▶ Directions for this task:
Lines before the one containing "Decode this image" are left out; copy that line and every later line through the end of the data exactly.

▶ Data rows:
* start *

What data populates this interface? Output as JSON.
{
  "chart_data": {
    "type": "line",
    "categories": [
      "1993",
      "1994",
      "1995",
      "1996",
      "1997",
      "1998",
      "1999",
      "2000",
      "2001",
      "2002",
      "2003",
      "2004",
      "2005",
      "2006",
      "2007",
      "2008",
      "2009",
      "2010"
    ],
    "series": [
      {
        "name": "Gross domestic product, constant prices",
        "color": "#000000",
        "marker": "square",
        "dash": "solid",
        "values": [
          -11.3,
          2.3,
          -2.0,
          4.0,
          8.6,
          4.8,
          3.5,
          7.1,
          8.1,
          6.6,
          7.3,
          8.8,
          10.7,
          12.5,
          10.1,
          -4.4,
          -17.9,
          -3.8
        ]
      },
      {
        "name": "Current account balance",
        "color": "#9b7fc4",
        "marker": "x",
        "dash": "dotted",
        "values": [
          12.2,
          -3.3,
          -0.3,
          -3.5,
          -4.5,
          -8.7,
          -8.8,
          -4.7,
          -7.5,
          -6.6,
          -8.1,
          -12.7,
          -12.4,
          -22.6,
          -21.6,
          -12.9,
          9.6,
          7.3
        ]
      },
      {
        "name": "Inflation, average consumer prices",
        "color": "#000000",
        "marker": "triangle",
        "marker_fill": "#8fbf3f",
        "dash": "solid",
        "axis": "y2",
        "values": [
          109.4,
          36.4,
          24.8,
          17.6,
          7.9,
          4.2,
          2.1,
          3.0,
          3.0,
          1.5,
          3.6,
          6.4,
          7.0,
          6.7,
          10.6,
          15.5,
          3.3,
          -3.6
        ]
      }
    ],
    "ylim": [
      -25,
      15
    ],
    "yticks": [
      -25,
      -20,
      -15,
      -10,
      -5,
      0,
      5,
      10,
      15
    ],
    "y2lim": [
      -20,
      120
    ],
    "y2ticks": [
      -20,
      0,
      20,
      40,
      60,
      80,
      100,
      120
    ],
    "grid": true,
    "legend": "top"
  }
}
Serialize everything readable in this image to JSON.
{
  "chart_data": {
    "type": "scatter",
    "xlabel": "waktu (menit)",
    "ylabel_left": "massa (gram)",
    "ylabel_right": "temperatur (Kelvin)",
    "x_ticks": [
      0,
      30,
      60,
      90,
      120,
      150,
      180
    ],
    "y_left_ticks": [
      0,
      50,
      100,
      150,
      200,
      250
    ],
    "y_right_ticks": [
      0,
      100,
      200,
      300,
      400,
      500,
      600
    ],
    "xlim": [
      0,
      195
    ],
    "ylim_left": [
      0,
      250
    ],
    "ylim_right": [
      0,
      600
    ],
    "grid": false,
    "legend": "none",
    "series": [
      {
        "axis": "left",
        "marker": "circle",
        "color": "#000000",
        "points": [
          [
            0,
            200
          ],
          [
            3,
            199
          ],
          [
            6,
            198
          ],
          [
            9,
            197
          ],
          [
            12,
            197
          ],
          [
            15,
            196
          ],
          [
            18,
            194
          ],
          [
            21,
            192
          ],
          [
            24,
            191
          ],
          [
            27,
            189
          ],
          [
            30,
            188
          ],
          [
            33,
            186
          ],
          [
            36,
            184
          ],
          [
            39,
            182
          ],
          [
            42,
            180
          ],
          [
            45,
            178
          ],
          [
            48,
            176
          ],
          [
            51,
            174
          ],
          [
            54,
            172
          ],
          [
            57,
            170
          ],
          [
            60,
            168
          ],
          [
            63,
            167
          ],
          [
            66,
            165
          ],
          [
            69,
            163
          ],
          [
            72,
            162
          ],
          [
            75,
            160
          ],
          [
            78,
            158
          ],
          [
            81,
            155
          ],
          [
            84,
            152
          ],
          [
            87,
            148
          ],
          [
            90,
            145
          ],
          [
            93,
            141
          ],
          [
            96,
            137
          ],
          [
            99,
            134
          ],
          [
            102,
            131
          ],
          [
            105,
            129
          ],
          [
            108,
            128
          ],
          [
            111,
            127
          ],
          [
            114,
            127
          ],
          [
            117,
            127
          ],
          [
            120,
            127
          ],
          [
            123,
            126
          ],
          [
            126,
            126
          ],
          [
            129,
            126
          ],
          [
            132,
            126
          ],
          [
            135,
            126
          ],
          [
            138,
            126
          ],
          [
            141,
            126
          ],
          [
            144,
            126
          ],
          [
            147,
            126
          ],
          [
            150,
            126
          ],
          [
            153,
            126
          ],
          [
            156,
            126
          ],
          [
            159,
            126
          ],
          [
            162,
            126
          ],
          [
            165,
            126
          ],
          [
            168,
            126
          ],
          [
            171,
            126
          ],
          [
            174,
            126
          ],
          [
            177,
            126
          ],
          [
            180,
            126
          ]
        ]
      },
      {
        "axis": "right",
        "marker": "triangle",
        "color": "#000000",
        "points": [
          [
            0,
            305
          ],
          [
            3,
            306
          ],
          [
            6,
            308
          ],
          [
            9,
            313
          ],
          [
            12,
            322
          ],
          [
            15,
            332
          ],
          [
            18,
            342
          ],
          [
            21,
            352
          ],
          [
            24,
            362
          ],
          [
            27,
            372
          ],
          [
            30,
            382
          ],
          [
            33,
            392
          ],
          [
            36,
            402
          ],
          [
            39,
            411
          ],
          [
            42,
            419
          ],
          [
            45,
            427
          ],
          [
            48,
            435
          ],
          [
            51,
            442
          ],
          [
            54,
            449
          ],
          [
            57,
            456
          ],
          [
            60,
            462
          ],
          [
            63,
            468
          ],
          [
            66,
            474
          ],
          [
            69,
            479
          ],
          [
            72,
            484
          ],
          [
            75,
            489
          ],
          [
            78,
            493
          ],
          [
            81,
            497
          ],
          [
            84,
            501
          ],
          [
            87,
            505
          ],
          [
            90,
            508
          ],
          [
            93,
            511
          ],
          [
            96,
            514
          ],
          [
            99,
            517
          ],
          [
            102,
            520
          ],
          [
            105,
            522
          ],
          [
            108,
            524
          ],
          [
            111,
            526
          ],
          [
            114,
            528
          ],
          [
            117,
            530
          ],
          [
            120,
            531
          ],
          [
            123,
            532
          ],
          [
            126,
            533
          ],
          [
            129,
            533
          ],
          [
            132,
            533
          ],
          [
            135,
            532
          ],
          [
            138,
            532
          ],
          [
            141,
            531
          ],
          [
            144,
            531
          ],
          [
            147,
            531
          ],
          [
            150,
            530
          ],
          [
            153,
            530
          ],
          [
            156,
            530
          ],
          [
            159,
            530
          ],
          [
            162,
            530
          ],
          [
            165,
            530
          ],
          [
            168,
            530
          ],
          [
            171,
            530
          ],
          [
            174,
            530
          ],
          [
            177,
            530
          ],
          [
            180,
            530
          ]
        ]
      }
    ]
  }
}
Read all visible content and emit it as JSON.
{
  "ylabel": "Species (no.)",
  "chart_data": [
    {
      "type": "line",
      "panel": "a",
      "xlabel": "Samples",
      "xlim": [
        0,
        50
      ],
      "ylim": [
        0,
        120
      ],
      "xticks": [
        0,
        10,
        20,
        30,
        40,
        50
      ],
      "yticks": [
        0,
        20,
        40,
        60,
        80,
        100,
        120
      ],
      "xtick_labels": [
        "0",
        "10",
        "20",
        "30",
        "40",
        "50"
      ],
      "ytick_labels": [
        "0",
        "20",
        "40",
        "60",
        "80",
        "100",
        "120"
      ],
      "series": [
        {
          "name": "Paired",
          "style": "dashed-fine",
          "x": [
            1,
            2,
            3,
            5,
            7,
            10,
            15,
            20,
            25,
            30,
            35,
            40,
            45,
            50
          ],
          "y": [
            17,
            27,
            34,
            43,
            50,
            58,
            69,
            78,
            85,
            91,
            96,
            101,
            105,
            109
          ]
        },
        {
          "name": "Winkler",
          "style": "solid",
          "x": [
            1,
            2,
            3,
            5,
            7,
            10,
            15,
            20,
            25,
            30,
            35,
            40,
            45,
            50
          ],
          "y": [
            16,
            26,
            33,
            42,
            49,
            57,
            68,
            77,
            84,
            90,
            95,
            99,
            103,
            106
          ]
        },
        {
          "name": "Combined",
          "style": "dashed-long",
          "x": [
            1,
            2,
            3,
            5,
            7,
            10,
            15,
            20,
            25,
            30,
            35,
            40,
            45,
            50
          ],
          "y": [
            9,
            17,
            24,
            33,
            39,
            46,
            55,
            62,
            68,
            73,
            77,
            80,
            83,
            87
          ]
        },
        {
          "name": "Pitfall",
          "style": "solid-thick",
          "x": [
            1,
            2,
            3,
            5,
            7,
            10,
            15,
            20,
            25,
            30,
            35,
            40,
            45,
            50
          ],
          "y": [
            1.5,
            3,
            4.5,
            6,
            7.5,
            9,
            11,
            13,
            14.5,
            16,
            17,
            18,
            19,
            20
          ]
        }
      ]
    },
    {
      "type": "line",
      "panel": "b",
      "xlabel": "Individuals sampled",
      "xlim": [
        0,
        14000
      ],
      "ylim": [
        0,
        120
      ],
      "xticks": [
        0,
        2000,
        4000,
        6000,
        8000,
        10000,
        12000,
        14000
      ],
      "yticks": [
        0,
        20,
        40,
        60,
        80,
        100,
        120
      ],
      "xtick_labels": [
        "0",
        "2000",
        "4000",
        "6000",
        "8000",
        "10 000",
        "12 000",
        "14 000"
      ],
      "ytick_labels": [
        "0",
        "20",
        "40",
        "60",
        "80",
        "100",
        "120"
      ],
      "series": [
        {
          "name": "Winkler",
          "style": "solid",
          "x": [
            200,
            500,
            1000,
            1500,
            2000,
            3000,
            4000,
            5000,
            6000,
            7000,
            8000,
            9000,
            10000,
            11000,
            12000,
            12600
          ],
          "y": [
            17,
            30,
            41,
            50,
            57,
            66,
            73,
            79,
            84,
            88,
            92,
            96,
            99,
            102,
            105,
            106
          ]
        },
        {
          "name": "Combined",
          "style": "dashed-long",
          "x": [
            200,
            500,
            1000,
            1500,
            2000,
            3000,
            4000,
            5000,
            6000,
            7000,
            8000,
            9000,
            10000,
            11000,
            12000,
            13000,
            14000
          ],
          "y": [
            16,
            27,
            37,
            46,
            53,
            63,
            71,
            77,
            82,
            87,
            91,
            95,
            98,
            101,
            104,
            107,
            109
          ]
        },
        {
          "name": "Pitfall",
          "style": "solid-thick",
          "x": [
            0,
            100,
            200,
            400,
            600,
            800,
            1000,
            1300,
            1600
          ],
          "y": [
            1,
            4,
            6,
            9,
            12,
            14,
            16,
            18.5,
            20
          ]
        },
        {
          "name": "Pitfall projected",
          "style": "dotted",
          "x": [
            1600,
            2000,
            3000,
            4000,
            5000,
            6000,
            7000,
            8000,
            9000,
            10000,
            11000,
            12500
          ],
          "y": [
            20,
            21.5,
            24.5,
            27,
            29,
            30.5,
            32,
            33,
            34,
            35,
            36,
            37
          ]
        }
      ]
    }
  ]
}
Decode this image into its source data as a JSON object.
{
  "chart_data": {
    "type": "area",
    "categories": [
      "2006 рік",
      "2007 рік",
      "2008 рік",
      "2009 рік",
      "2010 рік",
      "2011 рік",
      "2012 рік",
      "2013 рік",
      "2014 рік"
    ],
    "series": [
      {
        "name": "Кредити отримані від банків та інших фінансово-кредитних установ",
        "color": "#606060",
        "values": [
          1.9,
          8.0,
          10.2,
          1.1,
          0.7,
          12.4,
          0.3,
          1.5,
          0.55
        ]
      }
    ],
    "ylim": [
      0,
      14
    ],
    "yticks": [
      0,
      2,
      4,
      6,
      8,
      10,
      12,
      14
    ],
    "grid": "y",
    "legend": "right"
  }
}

* end *

▶ The reply:
Decode this image into its source data as a JSON object.
{
  "chart_data": {
    "type": "area",
    "categories": [
      "2006 рік",
      "2007 рік",
      "2008 рік",
      "2009 рік",
      "2010 рік",
      "2011 рік",
      "2012 рік",
      "2013 рік",
      "2014 рік"
    ],
    "series": [
      {
        "name": "Кредити отримані від банків та інших фінансово-кредитних установ",
        "color": "#606060",
        "values": [
          1.9,
          8.0,
          10.2,
          1.1,
          0.7,
          12.4,
          0.3,
          1.5,
          0.55
        ]
      }
    ],
    "ylim": [
      0,
      14
    ],
    "yticks": [
      0,
      2,
      4,
      6,
      8,
      10,
      12,
      14
    ],
    "grid": "y",
    "legend": "right"
  }
}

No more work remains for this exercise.